══ Data for the task ══

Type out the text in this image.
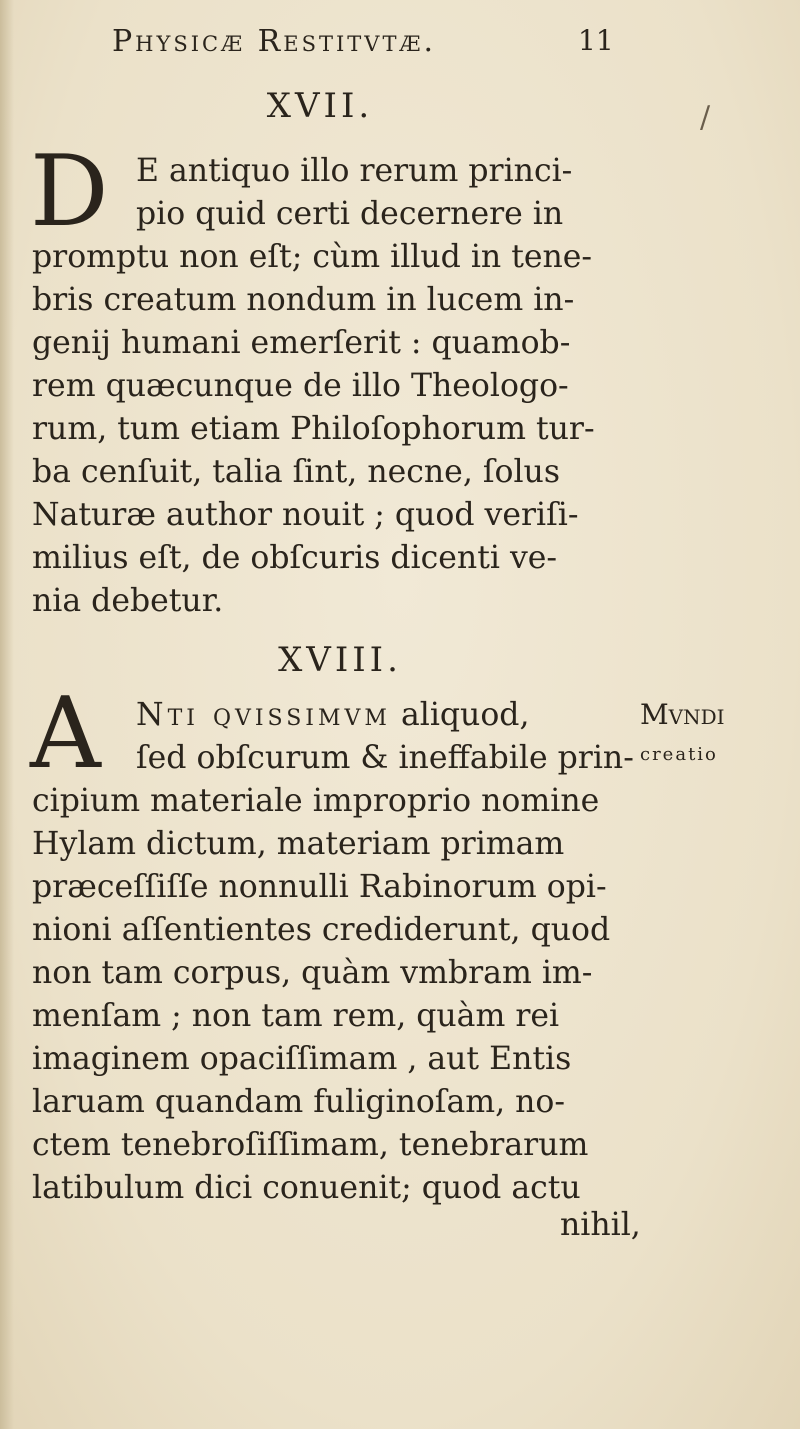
Physicæ Restitvtæ.	11
/
XVII.
D E antiquo illo rerum princi-
pio quid certi decernere in
promptu non eſt; cùm illud in tene-
bris creatum nondum in lucem in-
genij humani emerſerit : quamob-
rem quæcunque de illo Theologo-
rum, tum etiam Philoſophorum tur-
ba cenſuit, talia ſint, necne, ſolus
Naturæ author nouit ; quod veriſi-
milius eſt, de obſcuris dicenti ve-
nia debetur.
XVIII.
A	Nti qvissimvm aliquod,
ſed obſcurum & ineffabile prin-
cipium materiale improprio nomine
Hylam dictum, materiam primam
præceſſiſſe nonnulli Rabinorum opi-
nioni aſſentientes crediderunt, quod
non tam corpus, quàm vmbram im-
menſam ; non tam rem, quàm rei
imaginem opaciſſimam , aut Entis
laruam quandam fuliginoſam, no-
ctem tenebroſiſſimam, tenebrarum
latibulum dici conuenit; quod actu
Mvndi
creatio
nihil,
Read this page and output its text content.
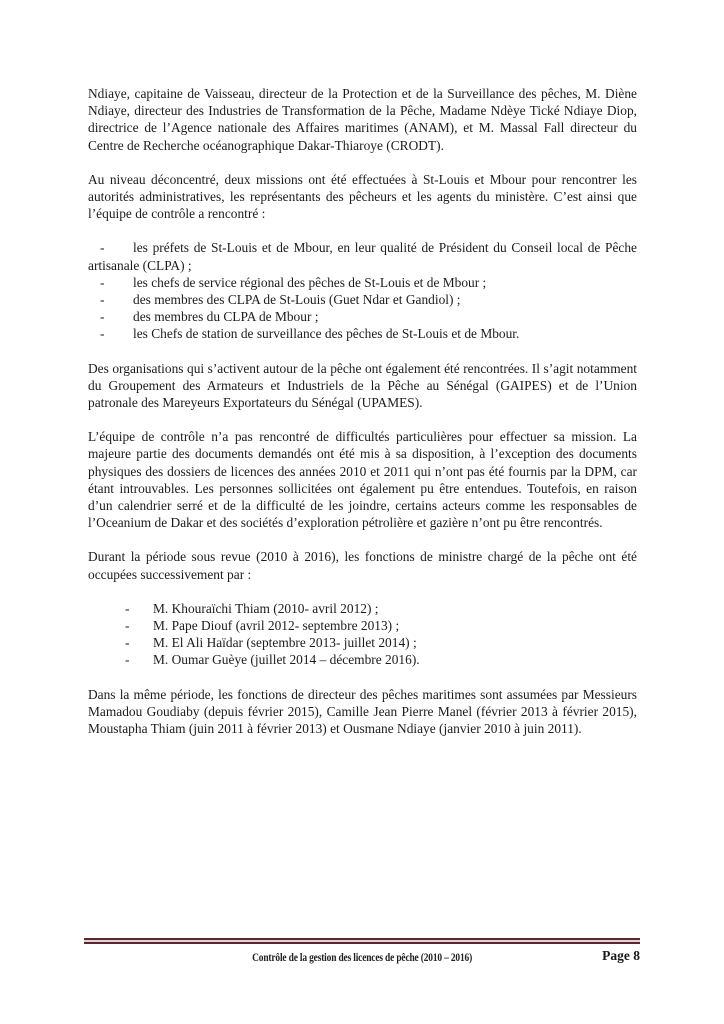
Ndiaye, capitaine de Vaisseau, directeur de la Protection et de la Surveillance des pêches, M. Diène Ndiaye, directeur des Industries de Transformation de la Pêche, Madame Ndèye Tické Ndiaye Diop, directrice de l’Agence nationale des Affaires maritimes (ANAM), et M. Massal Fall directeur du Centre de Recherche océanographique Dakar-Thiaroye (CRODT).

Au niveau déconcentré, deux missions ont été effectuées à St-Louis et Mbour pour rencontrer les autorités administratives, les représentants des pêcheurs et les agents du ministère. C’est ainsi que l’équipe de contrôle a rencontré :

- les préfets de St-Louis et de Mbour, en leur qualité de Président du Conseil local de Pêche artisanale (CLPA) ;
- les chefs de service régional des pêches de St-Louis et de Mbour ;
- des membres des CLPA de St-Louis (Guet Ndar et Gandiol) ;
- des membres du CLPA de Mbour ;
- les Chefs de station de surveillance des pêches de St-Louis et de Mbour.

Des organisations qui s’activent autour de la pêche ont également été rencontrées. Il s’agit notamment du Groupement des Armateurs et Industriels de la Pêche au Sénégal (GAIPES) et de l’Union patronale des Mareyeurs Exportateurs du Sénégal (UPAMES).

L’équipe de contrôle n’a pas rencontré de difficultés particulières pour effectuer sa mission. La majeure partie des documents demandés ont été mis à sa disposition, à l’exception des documents physiques des dossiers de licences des années 2010 et 2011 qui n’ont pas été fournis par la DPM, car étant introuvables. Les personnes sollicitées ont également pu être entendues. Toutefois, en raison d’un calendrier serré et de la difficulté de les joindre, certains acteurs comme les responsables de l’Oceanium de Dakar et des sociétés d’exploration pétrolière et gazière n’ont pu être rencontrés.

Durant la période sous revue (2010 à 2016), les fonctions de ministre chargé de la pêche ont été occupées successivement par :

- M. Khouraïchi Thiam (2010- avril 2012) ;
- M. Pape Diouf (avril 2012- septembre 2013) ;
- M. El Ali Haïdar (septembre 2013- juillet 2014) ;
- M. Oumar Guèye (juillet 2014 – décembre 2016).

Dans la même période, les fonctions de directeur des pêches maritimes sont assumées par Messieurs Mamadou Goudiaby (depuis février 2015), Camille Jean Pierre Manel (février 2013 à février 2015), Moustapha Thiam (juin 2011 à février 2013) et Ousmane Ndiaye (janvier 2010 à juin 2011).

Contrôle de la gestion des licences de pêche (2010 – 2016)	Page 8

═══

## [The request]
Count the lines above that contain the word "fonctions", and reply with only that number.

## [Completed exercise]
2